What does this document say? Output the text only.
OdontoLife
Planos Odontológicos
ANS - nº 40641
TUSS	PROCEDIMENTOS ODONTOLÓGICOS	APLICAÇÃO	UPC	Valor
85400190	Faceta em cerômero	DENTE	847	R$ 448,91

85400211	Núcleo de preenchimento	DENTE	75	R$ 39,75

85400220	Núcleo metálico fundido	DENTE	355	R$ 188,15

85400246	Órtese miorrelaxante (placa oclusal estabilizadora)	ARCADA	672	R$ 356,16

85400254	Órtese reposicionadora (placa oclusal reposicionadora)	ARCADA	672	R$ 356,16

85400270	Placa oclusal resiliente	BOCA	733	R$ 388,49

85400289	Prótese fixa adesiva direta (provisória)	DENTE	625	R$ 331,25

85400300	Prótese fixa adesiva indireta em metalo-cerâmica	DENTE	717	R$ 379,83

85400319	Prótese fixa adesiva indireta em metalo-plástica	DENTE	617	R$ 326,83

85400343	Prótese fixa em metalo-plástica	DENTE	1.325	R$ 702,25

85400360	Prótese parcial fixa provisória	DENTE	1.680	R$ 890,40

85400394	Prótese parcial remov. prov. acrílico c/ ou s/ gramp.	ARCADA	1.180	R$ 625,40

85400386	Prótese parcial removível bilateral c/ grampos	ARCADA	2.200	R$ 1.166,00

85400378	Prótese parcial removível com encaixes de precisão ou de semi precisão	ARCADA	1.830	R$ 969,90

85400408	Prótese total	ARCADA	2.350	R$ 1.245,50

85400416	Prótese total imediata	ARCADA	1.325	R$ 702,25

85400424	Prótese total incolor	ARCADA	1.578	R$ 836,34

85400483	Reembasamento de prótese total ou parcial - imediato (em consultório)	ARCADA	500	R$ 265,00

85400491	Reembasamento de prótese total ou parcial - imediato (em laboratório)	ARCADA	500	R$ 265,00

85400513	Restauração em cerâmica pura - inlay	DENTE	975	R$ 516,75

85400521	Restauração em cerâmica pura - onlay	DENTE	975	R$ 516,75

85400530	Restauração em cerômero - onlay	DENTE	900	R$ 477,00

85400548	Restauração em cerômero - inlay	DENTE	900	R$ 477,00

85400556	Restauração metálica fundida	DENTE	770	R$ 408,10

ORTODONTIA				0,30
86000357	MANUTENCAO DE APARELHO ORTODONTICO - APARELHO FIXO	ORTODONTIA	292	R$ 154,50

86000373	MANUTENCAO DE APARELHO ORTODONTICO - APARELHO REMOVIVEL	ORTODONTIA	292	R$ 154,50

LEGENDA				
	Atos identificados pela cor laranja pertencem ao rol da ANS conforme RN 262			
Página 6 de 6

- WORK INSTRUCTIONS: Look through the records and gather every line containing "inlay".

- REPLY:
85400513	Restauração em cerâmica pura - inlay	DENTE	975	R$ 516,75
85400548	Restauração em cerômero - inlay	DENTE	900	R$ 477,00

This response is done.